GIVEN EXERCISE: Copy the data word for word, keeping every line.

◆ ◆ ◆ ◆ ◆

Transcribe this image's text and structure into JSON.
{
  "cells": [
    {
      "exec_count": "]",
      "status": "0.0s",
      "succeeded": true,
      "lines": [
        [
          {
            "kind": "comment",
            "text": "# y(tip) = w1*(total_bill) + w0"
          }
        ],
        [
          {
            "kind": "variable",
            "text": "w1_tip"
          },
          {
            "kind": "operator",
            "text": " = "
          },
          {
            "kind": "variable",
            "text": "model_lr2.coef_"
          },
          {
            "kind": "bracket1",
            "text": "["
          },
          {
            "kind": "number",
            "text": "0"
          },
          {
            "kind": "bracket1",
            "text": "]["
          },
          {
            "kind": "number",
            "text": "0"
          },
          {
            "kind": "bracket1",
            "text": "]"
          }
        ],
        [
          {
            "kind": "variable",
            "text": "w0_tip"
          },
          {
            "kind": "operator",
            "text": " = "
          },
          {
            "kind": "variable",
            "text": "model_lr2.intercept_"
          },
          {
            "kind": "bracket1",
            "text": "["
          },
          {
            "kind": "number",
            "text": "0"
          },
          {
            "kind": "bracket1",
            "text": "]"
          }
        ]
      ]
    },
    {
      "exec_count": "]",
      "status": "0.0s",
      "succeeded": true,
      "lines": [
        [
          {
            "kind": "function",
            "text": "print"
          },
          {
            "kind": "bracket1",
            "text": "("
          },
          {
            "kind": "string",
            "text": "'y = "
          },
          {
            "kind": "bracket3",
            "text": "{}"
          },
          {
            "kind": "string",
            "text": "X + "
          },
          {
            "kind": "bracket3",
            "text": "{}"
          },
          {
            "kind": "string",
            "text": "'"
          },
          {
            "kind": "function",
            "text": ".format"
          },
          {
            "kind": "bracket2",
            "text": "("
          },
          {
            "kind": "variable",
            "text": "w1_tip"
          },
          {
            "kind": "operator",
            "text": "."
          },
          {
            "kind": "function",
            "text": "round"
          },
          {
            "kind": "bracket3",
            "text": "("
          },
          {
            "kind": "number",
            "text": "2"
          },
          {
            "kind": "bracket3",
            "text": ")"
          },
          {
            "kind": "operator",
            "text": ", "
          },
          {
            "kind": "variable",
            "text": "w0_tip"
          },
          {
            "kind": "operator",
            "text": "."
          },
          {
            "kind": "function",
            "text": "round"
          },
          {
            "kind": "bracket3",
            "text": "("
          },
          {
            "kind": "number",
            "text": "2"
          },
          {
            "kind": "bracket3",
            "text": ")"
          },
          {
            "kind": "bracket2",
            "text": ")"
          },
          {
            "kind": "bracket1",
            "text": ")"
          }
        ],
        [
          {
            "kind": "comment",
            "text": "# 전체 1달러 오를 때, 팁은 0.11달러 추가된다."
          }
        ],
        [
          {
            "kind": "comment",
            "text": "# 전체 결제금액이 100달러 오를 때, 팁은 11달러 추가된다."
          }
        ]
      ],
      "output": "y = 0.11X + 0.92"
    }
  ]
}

◆ ◆ ◆ ◆ ◆

TASK RESULT:
Transcribe this image's text and structure into JSON.
{
  "cells": [
    {
      "exec_count": "]",
      "status": "0.0s",
      "succeeded": true,
      "lines": [
        [
          {
            "kind": "comment",
            "text": "# y(tip) = w1*(total_bill) + w0"
          }
        ],
        [
          {
            "kind": "variable",
            "text": "w1_tip"
          },
          {
            "kind": "operator",
            "text": " = "
          },
          {
            "kind": "variable",
            "text": "model_lr2.coef_"
          },
          {
            "kind": "bracket1",
            "text": "["
          },
          {
            "kind": "number",
            "text": "0"
          },
          {
            "kind": "bracket1",
            "text": "]["
          },
          {
            "kind": "number",
            "text": "0"
          },
          {
            "kind": "bracket1",
            "text": "]"
          }
        ],
        [
          {
            "kind": "variable",
            "text": "w0_tip"
          },
          {
            "kind": "operator",
            "text": " = "
          },
          {
            "kind": "variable",
            "text": "model_lr2.intercept_"
          },
          {
            "kind": "bracket1",
            "text": "["
          },
          {
            "kind": "number",
            "text": "0"
          },
          {
            "kind": "bracket1",
            "text": "]"
          }
        ]
      ]
    },
    {
      "exec_count": "]",
      "status": "0.0s",
      "succeeded": true,
      "lines": [
        [
          {
            "kind": "function",
            "text": "print"
          },
          {
            "kind": "bracket1",
            "text": "("
          },
          {
            "kind": "string",
            "text": "'y = "
          },
          {
            "kind": "bracket3",
            "text": "{}"
          },
          {
            "kind": "string",
            "text": "X + "
          },
          {
            "kind": "bracket3",
            "text": "{}"
          },
          {
            "kind": "string",
            "text": "'"
          },
          {
            "kind": "function",
            "text": ".format"
          },
          {
            "kind": "bracket2",
            "text": "("
          },
          {
            "kind": "variable",
            "text": "w1_tip"
          },
          {
            "kind": "operator",
            "text": "."
          },
          {
            "kind": "function",
            "text": "round"
          },
          {
            "kind": "bracket3",
            "text": "("
          },
          {
            "kind": "number",
            "text": "2"
          },
          {
            "kind": "bracket3",
            "text": ")"
          },
          {
            "kind": "operator",
            "text": ", "
          },
          {
            "kind": "variable",
            "text": "w0_tip"
          },
          {
            "kind": "operator",
            "text": "."
          },
          {
            "kind": "function",
            "text": "round"
          },
          {
            "kind": "bracket3",
            "text": "("
          },
          {
            "kind": "number",
            "text": "2"
          },
          {
            "kind": "bracket3",
            "text": ")"
          },
          {
            "kind": "bracket2",
            "text": ")"
          },
          {
            "kind": "bracket1",
            "text": ")"
          }
        ],
        [
          {
            "kind": "comment",
            "text": "# 전체 1달러 오를 때, 팁은 0.11달러 추가된다."
          }
        ],
        [
          {
            "kind": "comment",
            "text": "# 전체 결제금액이 100달러 오를 때, 팁은 11달러 추가된다."
          }
        ]
      ],
      "output": "y = 0.11X + 0.92"
    }
  ]
}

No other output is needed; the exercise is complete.